Collect each line of the records containing the string "Shift".

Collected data
══════════

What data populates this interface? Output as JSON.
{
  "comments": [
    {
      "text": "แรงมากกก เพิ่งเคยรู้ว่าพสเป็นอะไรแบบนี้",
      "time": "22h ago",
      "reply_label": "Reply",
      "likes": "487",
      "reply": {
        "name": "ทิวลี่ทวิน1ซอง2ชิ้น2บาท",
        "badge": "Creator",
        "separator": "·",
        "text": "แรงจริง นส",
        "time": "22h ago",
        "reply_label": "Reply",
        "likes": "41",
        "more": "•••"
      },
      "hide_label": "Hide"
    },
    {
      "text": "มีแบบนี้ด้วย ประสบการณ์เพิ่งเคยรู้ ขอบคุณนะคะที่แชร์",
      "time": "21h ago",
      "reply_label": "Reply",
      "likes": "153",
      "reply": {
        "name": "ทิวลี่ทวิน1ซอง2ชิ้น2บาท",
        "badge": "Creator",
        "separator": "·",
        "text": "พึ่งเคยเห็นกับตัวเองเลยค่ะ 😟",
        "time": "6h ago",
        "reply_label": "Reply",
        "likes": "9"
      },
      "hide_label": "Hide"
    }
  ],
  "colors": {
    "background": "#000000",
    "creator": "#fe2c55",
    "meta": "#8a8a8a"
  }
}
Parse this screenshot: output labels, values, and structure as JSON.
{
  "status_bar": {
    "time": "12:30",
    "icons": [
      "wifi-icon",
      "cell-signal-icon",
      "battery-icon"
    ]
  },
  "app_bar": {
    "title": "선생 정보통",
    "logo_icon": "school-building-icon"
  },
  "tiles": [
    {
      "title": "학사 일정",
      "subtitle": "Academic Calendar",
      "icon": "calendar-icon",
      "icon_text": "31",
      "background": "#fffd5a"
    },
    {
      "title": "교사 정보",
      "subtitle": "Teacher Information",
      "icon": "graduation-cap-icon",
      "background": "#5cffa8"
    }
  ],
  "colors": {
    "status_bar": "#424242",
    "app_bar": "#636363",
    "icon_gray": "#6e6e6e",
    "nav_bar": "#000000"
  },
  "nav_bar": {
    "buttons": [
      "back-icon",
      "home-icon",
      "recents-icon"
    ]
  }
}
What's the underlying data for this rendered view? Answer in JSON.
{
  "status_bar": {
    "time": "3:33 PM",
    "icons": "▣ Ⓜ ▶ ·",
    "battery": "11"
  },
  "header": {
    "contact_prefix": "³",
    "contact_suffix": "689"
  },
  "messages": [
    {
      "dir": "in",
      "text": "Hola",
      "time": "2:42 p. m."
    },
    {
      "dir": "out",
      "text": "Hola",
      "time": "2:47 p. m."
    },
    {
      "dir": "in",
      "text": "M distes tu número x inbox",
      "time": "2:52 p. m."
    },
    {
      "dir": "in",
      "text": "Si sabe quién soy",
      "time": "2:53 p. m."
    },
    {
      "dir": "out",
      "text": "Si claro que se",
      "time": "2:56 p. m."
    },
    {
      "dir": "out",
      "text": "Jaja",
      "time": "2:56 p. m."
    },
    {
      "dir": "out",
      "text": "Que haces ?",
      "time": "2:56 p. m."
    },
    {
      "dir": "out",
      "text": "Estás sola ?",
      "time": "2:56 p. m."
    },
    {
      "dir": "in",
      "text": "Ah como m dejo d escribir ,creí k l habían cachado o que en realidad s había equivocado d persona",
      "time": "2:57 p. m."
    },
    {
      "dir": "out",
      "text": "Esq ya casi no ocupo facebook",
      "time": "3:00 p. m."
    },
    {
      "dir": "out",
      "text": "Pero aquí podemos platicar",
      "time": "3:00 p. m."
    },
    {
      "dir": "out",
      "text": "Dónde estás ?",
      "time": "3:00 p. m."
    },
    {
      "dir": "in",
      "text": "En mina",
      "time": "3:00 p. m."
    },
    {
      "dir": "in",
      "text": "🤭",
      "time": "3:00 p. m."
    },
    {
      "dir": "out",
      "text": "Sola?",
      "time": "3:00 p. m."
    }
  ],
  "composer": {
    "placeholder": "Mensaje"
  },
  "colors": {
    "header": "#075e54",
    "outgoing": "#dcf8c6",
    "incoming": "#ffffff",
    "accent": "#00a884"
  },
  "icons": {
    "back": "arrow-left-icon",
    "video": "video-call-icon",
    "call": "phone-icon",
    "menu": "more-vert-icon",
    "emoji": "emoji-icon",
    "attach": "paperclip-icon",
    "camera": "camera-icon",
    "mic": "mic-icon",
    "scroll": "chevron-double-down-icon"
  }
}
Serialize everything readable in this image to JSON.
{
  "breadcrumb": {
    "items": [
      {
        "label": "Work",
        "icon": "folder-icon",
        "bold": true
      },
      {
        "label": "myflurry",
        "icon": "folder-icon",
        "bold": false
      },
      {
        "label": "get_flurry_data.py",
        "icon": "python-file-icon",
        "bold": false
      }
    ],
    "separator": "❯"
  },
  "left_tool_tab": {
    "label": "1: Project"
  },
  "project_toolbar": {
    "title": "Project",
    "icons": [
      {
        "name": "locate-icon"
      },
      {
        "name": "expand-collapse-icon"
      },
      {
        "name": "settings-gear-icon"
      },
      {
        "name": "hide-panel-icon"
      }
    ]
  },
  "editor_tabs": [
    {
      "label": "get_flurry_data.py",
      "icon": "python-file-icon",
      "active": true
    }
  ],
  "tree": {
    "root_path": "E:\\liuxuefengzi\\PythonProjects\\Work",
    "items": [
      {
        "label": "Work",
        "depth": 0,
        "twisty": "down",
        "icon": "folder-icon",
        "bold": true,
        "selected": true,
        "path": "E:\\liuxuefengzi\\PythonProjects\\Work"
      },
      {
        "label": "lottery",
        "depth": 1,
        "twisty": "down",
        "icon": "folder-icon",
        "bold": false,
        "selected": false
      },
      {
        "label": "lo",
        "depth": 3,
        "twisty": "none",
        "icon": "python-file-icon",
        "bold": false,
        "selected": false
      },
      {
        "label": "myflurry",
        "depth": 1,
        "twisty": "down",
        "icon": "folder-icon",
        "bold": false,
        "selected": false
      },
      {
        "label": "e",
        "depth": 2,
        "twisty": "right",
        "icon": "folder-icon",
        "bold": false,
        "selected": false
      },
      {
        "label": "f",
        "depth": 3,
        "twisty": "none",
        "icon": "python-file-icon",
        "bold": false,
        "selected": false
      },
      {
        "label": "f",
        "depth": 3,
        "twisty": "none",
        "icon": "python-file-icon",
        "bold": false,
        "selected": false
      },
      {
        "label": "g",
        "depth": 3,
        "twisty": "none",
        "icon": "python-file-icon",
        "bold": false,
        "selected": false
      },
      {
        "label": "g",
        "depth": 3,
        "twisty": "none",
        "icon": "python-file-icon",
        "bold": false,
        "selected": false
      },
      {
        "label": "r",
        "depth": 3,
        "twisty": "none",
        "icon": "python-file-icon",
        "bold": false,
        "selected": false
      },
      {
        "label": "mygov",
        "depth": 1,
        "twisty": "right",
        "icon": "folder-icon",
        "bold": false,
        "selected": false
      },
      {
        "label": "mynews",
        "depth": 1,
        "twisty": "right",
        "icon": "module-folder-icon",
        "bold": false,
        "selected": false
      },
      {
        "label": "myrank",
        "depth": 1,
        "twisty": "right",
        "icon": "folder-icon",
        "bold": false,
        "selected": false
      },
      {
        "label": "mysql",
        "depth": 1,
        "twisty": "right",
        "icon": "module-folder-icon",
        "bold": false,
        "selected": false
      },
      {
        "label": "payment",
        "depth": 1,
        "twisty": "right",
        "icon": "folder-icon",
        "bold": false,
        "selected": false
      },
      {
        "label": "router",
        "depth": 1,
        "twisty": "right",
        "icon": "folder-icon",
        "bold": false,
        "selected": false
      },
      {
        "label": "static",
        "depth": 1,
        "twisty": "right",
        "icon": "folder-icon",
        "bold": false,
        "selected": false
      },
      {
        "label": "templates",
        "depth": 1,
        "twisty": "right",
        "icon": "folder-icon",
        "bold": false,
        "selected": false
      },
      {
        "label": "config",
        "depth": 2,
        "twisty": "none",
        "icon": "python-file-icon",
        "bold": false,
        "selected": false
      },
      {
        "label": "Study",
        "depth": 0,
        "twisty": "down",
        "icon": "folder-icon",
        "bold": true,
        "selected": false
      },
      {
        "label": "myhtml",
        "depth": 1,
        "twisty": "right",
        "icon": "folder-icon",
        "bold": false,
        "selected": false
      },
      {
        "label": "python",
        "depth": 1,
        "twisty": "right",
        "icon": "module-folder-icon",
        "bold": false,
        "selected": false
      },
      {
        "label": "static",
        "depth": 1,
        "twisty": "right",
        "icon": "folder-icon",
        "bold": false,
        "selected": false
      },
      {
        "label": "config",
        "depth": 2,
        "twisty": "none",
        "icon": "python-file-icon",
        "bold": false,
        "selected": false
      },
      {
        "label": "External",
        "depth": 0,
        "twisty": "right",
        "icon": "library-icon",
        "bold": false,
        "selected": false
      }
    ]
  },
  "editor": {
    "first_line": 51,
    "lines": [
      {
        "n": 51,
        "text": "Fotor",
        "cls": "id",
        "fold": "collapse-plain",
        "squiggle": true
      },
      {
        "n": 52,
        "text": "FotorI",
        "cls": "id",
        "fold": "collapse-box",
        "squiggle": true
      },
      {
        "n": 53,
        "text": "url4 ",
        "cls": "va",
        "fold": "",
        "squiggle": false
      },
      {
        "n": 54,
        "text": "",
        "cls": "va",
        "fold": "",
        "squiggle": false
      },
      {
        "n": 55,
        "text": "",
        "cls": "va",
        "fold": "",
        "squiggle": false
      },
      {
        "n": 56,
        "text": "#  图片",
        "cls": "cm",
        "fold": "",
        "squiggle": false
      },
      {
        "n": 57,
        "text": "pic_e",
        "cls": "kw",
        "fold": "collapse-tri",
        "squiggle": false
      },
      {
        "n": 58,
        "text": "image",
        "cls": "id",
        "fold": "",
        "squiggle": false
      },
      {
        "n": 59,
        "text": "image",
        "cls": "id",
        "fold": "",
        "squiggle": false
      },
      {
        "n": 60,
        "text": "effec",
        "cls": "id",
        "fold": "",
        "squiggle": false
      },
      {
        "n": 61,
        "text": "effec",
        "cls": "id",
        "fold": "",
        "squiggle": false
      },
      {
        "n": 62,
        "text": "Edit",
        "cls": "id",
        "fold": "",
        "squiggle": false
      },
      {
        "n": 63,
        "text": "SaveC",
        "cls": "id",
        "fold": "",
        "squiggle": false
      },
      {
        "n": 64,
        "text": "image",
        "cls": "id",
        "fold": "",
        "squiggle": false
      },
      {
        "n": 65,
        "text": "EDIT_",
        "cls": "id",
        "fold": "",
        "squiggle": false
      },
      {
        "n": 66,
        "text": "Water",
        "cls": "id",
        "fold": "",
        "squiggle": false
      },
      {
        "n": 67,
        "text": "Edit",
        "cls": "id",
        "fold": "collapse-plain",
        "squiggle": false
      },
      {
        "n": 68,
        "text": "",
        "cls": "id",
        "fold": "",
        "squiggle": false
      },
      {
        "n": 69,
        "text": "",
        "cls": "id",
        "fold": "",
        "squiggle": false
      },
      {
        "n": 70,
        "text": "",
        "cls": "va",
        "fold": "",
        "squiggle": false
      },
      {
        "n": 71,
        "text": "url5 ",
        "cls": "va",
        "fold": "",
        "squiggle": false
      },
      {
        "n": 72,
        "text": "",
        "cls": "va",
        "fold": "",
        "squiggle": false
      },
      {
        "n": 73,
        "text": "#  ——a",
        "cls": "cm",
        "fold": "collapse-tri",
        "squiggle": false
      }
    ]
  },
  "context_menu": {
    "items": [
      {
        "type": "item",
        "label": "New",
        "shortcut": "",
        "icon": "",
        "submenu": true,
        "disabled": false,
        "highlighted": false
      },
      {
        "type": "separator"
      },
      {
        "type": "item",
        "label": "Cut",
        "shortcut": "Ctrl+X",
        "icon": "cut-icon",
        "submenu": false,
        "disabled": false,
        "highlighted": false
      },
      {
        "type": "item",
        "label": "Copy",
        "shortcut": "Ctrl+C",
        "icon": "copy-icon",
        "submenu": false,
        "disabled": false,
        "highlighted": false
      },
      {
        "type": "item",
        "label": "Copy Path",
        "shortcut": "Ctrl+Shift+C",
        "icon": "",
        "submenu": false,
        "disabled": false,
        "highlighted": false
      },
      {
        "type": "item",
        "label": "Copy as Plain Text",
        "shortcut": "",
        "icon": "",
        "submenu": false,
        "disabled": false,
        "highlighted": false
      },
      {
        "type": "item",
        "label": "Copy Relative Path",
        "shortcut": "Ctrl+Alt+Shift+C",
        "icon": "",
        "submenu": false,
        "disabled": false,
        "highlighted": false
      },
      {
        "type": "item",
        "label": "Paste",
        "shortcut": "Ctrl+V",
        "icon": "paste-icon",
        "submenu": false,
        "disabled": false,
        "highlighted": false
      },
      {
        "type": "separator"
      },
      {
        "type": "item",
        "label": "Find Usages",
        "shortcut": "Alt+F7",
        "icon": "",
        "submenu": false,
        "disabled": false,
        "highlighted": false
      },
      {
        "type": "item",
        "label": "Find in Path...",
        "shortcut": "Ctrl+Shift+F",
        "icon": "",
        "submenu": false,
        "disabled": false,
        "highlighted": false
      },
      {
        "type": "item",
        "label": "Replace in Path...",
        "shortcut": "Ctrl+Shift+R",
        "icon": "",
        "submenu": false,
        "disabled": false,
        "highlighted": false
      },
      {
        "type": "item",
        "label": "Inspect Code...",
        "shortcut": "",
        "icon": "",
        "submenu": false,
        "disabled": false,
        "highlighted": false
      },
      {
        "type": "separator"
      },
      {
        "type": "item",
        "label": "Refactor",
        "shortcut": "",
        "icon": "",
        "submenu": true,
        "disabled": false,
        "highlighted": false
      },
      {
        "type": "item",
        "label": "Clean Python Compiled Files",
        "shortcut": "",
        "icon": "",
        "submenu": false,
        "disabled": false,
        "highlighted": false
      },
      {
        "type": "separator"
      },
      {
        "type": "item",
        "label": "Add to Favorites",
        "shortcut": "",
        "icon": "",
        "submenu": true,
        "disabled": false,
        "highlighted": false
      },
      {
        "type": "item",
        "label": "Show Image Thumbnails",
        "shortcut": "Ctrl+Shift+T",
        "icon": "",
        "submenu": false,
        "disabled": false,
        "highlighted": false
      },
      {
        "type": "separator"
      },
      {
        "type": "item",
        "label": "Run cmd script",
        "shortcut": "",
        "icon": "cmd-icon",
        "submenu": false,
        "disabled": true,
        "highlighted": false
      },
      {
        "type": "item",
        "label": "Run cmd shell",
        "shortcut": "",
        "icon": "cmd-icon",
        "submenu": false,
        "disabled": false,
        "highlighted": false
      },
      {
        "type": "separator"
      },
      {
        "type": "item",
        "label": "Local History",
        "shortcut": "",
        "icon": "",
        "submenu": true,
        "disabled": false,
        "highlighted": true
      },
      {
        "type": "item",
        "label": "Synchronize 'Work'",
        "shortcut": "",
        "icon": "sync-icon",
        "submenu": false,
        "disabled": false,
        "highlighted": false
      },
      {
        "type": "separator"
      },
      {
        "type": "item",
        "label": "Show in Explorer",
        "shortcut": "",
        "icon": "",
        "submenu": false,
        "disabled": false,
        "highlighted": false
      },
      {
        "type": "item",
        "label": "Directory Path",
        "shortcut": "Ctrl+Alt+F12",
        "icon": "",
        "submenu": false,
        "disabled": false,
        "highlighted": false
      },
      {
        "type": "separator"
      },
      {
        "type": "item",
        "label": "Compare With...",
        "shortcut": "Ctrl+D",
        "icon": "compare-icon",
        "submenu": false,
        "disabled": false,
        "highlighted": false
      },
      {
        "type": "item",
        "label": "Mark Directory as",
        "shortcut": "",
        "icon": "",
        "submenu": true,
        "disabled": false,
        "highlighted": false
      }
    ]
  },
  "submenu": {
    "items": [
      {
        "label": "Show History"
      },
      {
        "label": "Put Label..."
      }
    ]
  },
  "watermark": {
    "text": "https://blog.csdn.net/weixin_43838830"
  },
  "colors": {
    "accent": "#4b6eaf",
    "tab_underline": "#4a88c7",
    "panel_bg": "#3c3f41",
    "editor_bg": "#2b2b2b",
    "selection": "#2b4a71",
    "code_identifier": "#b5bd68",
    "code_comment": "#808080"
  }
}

══════════

▶ Completed task:
        "shortcut": "Ctrl+Shift+C",
        "shortcut": "Ctrl+Alt+Shift+C",
        "shortcut": "Ctrl+Shift+F",
        "shortcut": "Ctrl+Shift+R",
        "shortcut": "Ctrl+Shift+T",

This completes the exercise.